▶ Work to complete: Retype the material below. Keep every word exactly as it is.

▶ Records to use:
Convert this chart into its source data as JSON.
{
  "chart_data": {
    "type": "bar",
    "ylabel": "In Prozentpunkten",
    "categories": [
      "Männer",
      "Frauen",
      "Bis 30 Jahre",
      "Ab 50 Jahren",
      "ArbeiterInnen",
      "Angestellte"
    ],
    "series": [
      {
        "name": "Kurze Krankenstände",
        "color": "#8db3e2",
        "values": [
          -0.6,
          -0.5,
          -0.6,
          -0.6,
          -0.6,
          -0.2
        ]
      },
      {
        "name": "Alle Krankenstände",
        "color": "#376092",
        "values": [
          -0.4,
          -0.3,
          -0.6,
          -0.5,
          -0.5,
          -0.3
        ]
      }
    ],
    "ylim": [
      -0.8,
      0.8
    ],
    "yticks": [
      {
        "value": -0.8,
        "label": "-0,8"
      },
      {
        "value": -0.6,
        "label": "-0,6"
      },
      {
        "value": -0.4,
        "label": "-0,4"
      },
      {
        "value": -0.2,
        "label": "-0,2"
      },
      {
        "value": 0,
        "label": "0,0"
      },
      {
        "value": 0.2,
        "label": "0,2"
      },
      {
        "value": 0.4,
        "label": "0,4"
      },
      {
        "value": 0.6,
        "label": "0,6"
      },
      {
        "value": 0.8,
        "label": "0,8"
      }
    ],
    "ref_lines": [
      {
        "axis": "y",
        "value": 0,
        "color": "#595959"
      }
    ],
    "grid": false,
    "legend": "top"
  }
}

▶ Exercise solution:
Convert this chart into its source data as JSON.
{
  "chart_data": {
    "type": "bar",
    "ylabel": "In Prozentpunkten",
    "categories": [
      "Männer",
      "Frauen",
      "Bis 30 Jahre",
      "Ab 50 Jahren",
      "ArbeiterInnen",
      "Angestellte"
    ],
    "series": [
      {
        "name": "Kurze Krankenstände",
        "color": "#8db3e2",
        "values": [
          -0.6,
          -0.5,
          -0.6,
          -0.6,
          -0.6,
          -0.2
        ]
      },
      {
        "name": "Alle Krankenstände",
        "color": "#376092",
        "values": [
          -0.4,
          -0.3,
          -0.6,
          -0.5,
          -0.5,
          -0.3
        ]
      }
    ],
    "ylim": [
      -0.8,
      0.8
    ],
    "yticks": [
      {
        "value": -0.8,
        "label": "-0,8"
      },
      {
        "value": -0.6,
        "label": "-0,6"
      },
      {
        "value": -0.4,
        "label": "-0,4"
      },
      {
        "value": -0.2,
        "label": "-0,2"
      },
      {
        "value": 0,
        "label": "0,0"
      },
      {
        "value": 0.2,
        "label": "0,2"
      },
      {
        "value": 0.4,
        "label": "0,4"
      },
      {
        "value": 0.6,
        "label": "0,6"
      },
      {
        "value": 0.8,
        "label": "0,8"
      }
    ],
    "ref_lines": [
      {
        "axis": "y",
        "value": 0,
        "color": "#595959"
      }
    ],
    "grid": false,
    "legend": "top"
  }
}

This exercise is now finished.